Written task |
Could you repeat every line of the material below word for word, leaving out the pictures?

Layout region records
>> START
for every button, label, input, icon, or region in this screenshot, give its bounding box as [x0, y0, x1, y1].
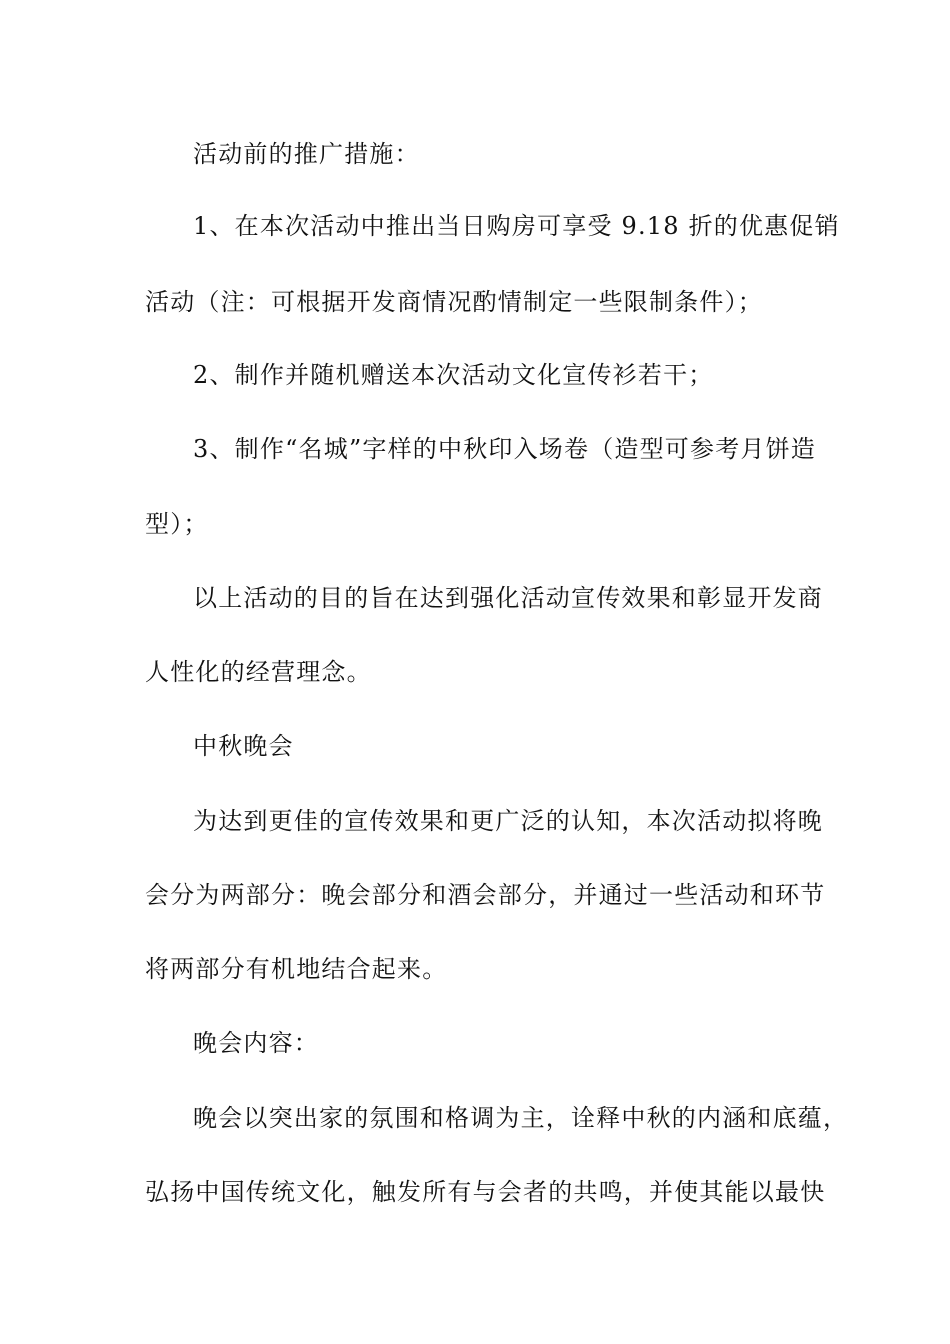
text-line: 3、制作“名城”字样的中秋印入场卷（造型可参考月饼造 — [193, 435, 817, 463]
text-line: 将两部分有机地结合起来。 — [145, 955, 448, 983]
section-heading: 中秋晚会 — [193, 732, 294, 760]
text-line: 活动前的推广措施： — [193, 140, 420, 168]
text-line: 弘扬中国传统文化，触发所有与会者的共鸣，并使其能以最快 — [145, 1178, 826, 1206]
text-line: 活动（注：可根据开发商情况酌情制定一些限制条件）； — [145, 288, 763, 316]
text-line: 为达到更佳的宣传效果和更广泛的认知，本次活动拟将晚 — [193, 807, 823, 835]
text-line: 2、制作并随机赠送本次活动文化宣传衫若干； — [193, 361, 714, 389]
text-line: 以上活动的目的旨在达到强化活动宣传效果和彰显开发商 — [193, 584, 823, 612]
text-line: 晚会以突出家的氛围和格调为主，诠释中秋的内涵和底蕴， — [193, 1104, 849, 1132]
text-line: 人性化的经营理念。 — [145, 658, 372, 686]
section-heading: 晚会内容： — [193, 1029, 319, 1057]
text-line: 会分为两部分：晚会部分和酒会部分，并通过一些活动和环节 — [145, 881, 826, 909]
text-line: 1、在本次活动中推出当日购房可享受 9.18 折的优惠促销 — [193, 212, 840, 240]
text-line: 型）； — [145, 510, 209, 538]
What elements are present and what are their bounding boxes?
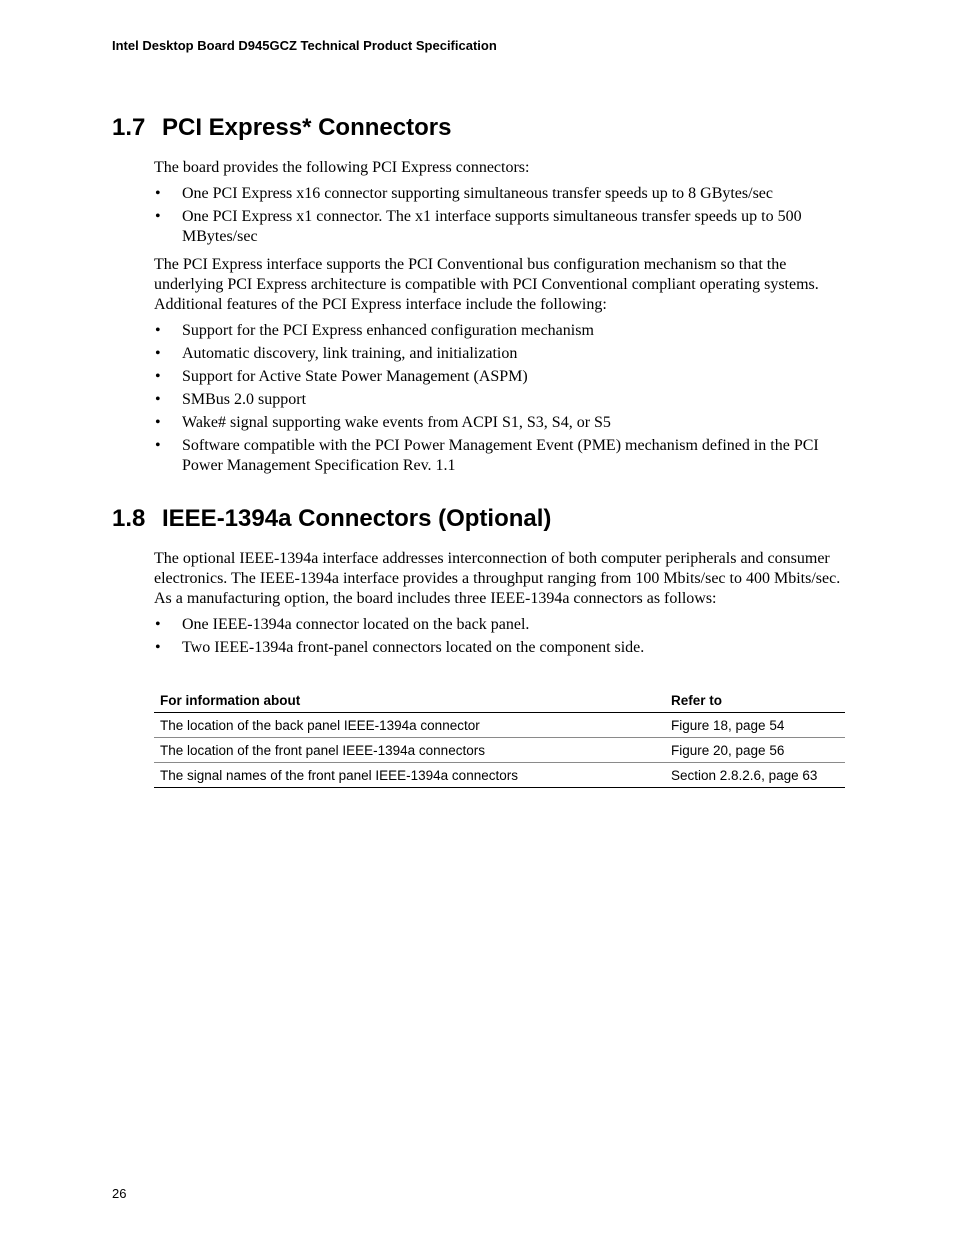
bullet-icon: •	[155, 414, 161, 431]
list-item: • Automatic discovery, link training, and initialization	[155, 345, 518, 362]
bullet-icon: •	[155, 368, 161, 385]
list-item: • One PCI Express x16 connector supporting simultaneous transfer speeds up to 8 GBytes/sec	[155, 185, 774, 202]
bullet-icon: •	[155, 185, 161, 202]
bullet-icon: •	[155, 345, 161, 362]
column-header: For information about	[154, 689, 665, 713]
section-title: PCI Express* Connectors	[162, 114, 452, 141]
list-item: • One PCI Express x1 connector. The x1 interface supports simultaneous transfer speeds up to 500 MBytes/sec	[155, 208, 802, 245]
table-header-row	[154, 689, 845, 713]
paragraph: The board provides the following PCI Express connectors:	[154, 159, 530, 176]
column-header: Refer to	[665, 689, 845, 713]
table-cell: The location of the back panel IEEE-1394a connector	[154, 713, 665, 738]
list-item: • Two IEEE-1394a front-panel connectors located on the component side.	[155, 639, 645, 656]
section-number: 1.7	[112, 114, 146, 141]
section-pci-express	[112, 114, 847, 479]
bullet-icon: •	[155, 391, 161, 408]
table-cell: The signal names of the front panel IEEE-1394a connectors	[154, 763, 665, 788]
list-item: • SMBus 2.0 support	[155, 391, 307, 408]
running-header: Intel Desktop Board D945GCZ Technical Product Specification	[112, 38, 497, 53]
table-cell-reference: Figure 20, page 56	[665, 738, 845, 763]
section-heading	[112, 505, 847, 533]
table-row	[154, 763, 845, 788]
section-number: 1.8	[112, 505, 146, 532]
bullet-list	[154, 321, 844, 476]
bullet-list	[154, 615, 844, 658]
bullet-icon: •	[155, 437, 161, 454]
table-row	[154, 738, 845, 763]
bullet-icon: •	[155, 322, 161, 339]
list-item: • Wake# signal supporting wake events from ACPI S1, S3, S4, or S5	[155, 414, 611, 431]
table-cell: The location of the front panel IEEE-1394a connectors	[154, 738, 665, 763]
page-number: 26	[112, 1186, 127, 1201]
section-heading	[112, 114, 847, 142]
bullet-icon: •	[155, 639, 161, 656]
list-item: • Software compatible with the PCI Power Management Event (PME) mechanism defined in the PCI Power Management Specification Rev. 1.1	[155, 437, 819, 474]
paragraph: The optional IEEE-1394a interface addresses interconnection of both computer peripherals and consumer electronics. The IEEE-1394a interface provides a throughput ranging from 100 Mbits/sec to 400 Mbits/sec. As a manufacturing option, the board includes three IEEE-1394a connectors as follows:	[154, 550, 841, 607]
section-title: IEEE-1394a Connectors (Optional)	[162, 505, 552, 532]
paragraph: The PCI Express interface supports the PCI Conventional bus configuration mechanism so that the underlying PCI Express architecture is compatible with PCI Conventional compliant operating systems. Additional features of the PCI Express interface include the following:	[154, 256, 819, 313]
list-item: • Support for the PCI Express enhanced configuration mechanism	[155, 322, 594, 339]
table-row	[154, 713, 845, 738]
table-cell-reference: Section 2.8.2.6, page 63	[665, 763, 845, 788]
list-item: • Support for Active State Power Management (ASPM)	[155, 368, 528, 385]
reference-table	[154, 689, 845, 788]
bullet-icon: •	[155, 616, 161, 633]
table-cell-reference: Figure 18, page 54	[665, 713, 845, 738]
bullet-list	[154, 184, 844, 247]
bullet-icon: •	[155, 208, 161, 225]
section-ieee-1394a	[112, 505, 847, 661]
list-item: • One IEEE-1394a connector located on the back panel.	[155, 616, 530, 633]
>> END
Exercise result |
for every button, label, input, icon, or region in this screenshot, give its bounding box as [x0, y0, x1, y1].
text-line: 3、制作“名城”字样的中秋印入场卷（造型可参考月饼造 — [193, 435, 817, 463]
text-line: 将两部分有机地结合起来。 — [145, 955, 448, 983]
section-heading: 中秋晚会 — [193, 732, 294, 760]
text-line: 活动前的推广措施： — [193, 140, 420, 168]
text-line: 弘扬中国传统文化，触发所有与会者的共鸣，并使其能以最快 — [145, 1178, 826, 1206]
text-line: 活动（注：可根据开发商情况酌情制定一些限制条件）； — [145, 288, 763, 316]
text-line: 为达到更佳的宣传效果和更广泛的认知，本次活动拟将晚 — [193, 807, 823, 835]
text-line: 2、制作并随机赠送本次活动文化宣传衫若干； — [193, 361, 714, 389]
text-line: 以上活动的目的旨在达到强化活动宣传效果和彰显开发商 — [193, 584, 823, 612]
text-line: 晚会以突出家的氛围和格调为主，诠释中秋的内涵和底蕴， — [193, 1104, 849, 1132]
text-line: 人性化的经营理念。 — [145, 658, 372, 686]
section-heading: 晚会内容： — [193, 1029, 319, 1057]
text-line: 会分为两部分：晚会部分和酒会部分，并通过一些活动和环节 — [145, 881, 826, 909]
text-line: 1、在本次活动中推出当日购房可享受 9.18 折的优惠促销 — [193, 212, 840, 240]
text-line: 型）； — [145, 510, 209, 538]
What elements are present and what are their bounding boxes?
bullet-icon: •	[155, 414, 161, 431]
list-item: • Automatic discovery, link training, and initialization	[155, 345, 518, 362]
bullet-icon: •	[155, 368, 161, 385]
list-item: • One PCI Express x16 connector supporting simultaneous transfer speeds up to 8 GBytes/sec	[155, 185, 774, 202]
bullet-icon: •	[155, 185, 161, 202]
bullet-icon: •	[155, 345, 161, 362]
column-header: For information about	[154, 689, 665, 713]
section-title: PCI Express* Connectors	[162, 114, 452, 141]
list-item: • One PCI Express x1 connector. The x1 interface supports simultaneous transfer speeds up to 500 MBytes/sec	[155, 208, 802, 245]
table-header-row	[154, 689, 845, 713]
paragraph: The board provides the following PCI Express connectors:	[154, 159, 530, 176]
column-header: Refer to	[665, 689, 845, 713]
table-cell: The location of the back panel IEEE-1394a connector	[154, 713, 665, 738]
list-item: • Two IEEE-1394a front-panel connectors located on the component side.	[155, 639, 645, 656]
section-number: 1.7	[112, 114, 146, 141]
section-pci-express	[112, 114, 847, 479]
bullet-icon: •	[155, 391, 161, 408]
table-cell: The signal names of the front panel IEEE-1394a connectors	[154, 763, 665, 788]
list-item: • SMBus 2.0 support	[155, 391, 307, 408]
running-header: Intel Desktop Board D945GCZ Technical Product Specification	[112, 38, 497, 53]
table-cell-reference: Figure 20, page 56	[665, 738, 845, 763]
section-heading	[112, 505, 847, 533]
table-row	[154, 763, 845, 788]
section-number: 1.8	[112, 505, 146, 532]
bullet-list	[154, 321, 844, 476]
bullet-list	[154, 615, 844, 658]
bullet-icon: •	[155, 437, 161, 454]
table-row	[154, 738, 845, 763]
bullet-icon: •	[155, 322, 161, 339]
list-item: • Wake# signal supporting wake events from ACPI S1, S3, S4, or S5	[155, 414, 611, 431]
table-cell: The location of the front panel IEEE-1394a connectors	[154, 738, 665, 763]
page-number: 26	[112, 1186, 127, 1201]
section-heading	[112, 114, 847, 142]
bullet-icon: •	[155, 639, 161, 656]
list-item: • Software compatible with the PCI Power Management Event (PME) mechanism defined in the PCI Power Management Specification Rev. 1.1	[155, 437, 819, 474]
paragraph: The optional IEEE-1394a interface addresses interconnection of both computer peripherals and consumer electronics. The IEEE-1394a interface provides a throughput ranging from 100 Mbits/sec to 400 Mbits/sec. As a manufacturing option, the board includes three IEEE-1394a connectors as follows:	[154, 550, 841, 607]
section-title: IEEE-1394a Connectors (Optional)	[162, 505, 552, 532]
paragraph: The PCI Express interface supports the PCI Conventional bus configuration mechanism so that the underlying PCI Express architecture is compatible with PCI Conventional compliant operating systems. Additional features of the PCI Express interface include the following:	[154, 256, 819, 313]
list-item: • Support for the PCI Express enhanced configuration mechanism	[155, 322, 594, 339]
table-row	[154, 713, 845, 738]
table-cell-reference: Section 2.8.2.6, page 63	[665, 763, 845, 788]
list-item: • Support for Active State Power Management (ASPM)	[155, 368, 528, 385]
reference-table	[154, 689, 845, 788]
bullet-icon: •	[155, 616, 161, 633]
table-cell-reference: Figure 18, page 54	[665, 713, 845, 738]
bullet-list	[154, 184, 844, 247]
bullet-icon: •	[155, 208, 161, 225]
section-ieee-1394a	[112, 505, 847, 661]
list-item: • One IEEE-1394a connector located on the back panel.	[155, 616, 530, 633]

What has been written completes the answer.